Data records
= = = = = = =
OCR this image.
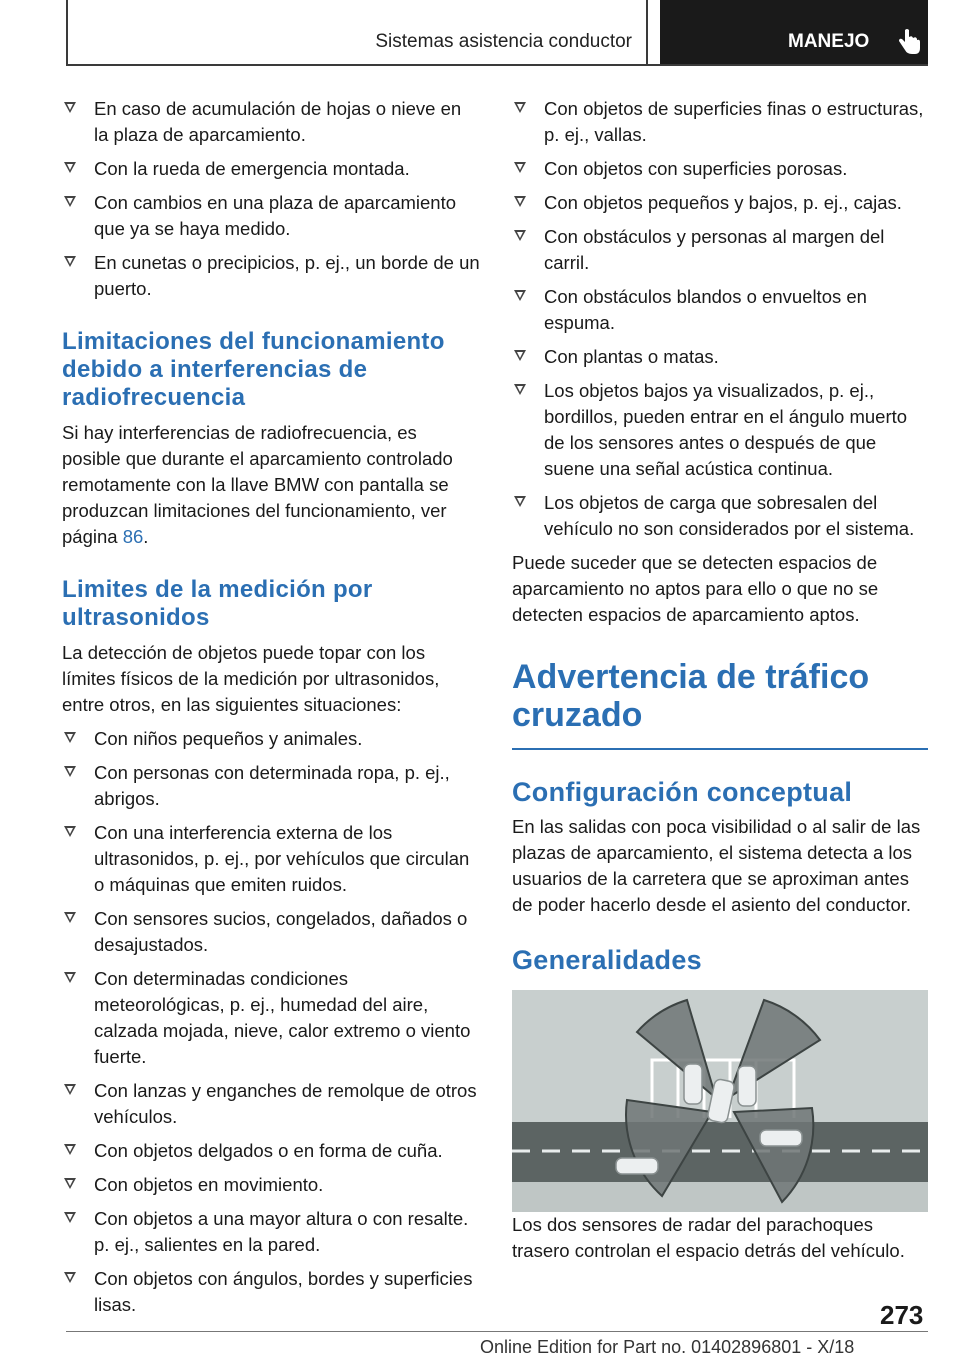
Sistemas asistencia conductor	MANEJO
En caso de acumulación de hojas o nieve en la plaza de aparcamiento.
Con la rueda de emergencia montada.
Con cambios en una plaza de aparcamiento que ya se haya medido.
En cunetas o precipicios, p. ej., un borde de un puerto.
Limitaciones del funcionamiento debido a interferencias de radiofrecuencia

Si hay interferencias de radiofrecuencia, es posible que durante el aparcamiento controlado remotamente con la llave BMW con pantalla se produzcan limitaciones del funcionamiento, ver página 86.

Limites de la medición por ultrasonidos

La detección de objetos puede topar con los límites físicos de la medición por ultrasonidos, entre otros, en las siguientes situaciones:

Con niños pequeños y animales.
Con personas con determinada ropa, p. ej., abrigos.
Con una interferencia externa de los ultrasonidos, p. ej., por vehículos que circulan o máquinas que emiten ruidos.
Con sensores sucios, congelados, dañados o desajustados.
Con determinadas condiciones meteorológicas, p. ej., humedad del aire, calzada mojada, nieve, calor extremo o viento fuerte.
Con lanzas y enganches de remolque de otros vehículos.
Con objetos delgados o en forma de cuña.
Con objetos en movimiento.
Con objetos a una mayor altura o con resalte. p. ej., salientes en la pared.
Con objetos con ángulos, bordes y superficies lisas.
Con objetos de superficies finas o estructuras, p. ej., vallas.
Con objetos con superficies porosas.
Con objetos pequeños y bajos, p. ej., cajas.
Con obstáculos y personas al margen del carril.
Con obstáculos blandos o envueltos en espuma.
Con plantas o matas.
Los objetos bajos ya visualizados, p. ej., bordillos, pueden entrar en el ángulo muerto de los sensores antes o después de que suene una señal acústica continua.
Los objetos de carga que sobresalen del vehículo no son considerados por el sistema.

Puede suceder que se detecten espacios de aparcamiento no aptos para ello o que no se detecten espacios de aparcamiento aptos.

Advertencia de tráfico cruzado
Configuración conceptual

En las salidas con poca visibilidad o al salir de las plazas de aparcamiento, el sistema detecta a los usuarios de la carretera que se aproximan antes de poder hacerlo desde el asiento del conductor.

Generalidades

Los dos sensores de radar del parachoques trasero controlan el espacio detrás del vehículo.

273
Online Edition for Part no. 01402896801 - X/18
= = = = = = =
In your copy, leave out the pictures and reproduce the material above exactly.

OCR this image.
Sistemas asistencia conductor	MANEJO
En caso de acumulación de hojas o nieve en la plaza de aparcamiento.
Con la rueda de emergencia montada.
Con cambios en una plaza de aparcamiento que ya se haya medido.
En cunetas o precipicios, p. ej., un borde de un puerto.
Limitaciones del funcionamiento debido a interferencias de radiofrecuencia

Si hay interferencias de radiofrecuencia, es posible que durante el aparcamiento controlado remotamente con la llave BMW con pantalla se produzcan limitaciones del funcionamiento, ver página 86.

Limites de la medición por ultrasonidos

La detección de objetos puede topar con los límites físicos de la medición por ultrasonidos, entre otros, en las siguientes situaciones:

Con niños pequeños y animales.
Con personas con determinada ropa, p. ej., abrigos.
Con una interferencia externa de los ultrasonidos, p. ej., por vehículos que circulan o máquinas que emiten ruidos.
Con sensores sucios, congelados, dañados o desajustados.
Con determinadas condiciones meteorológicas, p. ej., humedad del aire, calzada mojada, nieve, calor extremo o viento fuerte.
Con lanzas y enganches de remolque de otros vehículos.
Con objetos delgados o en forma de cuña.
Con objetos en movimiento.
Con objetos a una mayor altura o con resalte. p. ej., salientes en la pared.
Con objetos con ángulos, bordes y superficies lisas.
Con objetos de superficies finas o estructuras, p. ej., vallas.
Con objetos con superficies porosas.
Con objetos pequeños y bajos, p. ej., cajas.
Con obstáculos y personas al margen del carril.
Con obstáculos blandos o envueltos en espuma.
Con plantas o matas.
Los objetos bajos ya visualizados, p. ej., bordillos, pueden entrar en el ángulo muerto de los sensores antes o después de que suene una señal acústica continua.
Los objetos de carga que sobresalen del vehículo no son considerados por el sistema.

Puede suceder que se detecten espacios de aparcamiento no aptos para ello o que no se detecten espacios de aparcamiento aptos.

Advertencia de tráfico cruzado
Configuración conceptual

En las salidas con poca visibilidad o al salir de las plazas de aparcamiento, el sistema detecta a los usuarios de la carretera que se aproximan antes de poder hacerlo desde el asiento del conductor.

Generalidades

Los dos sensores de radar del parachoques trasero controlan el espacio detrás del vehículo.

273
Online Edition for Part no. 01402896801 - X/18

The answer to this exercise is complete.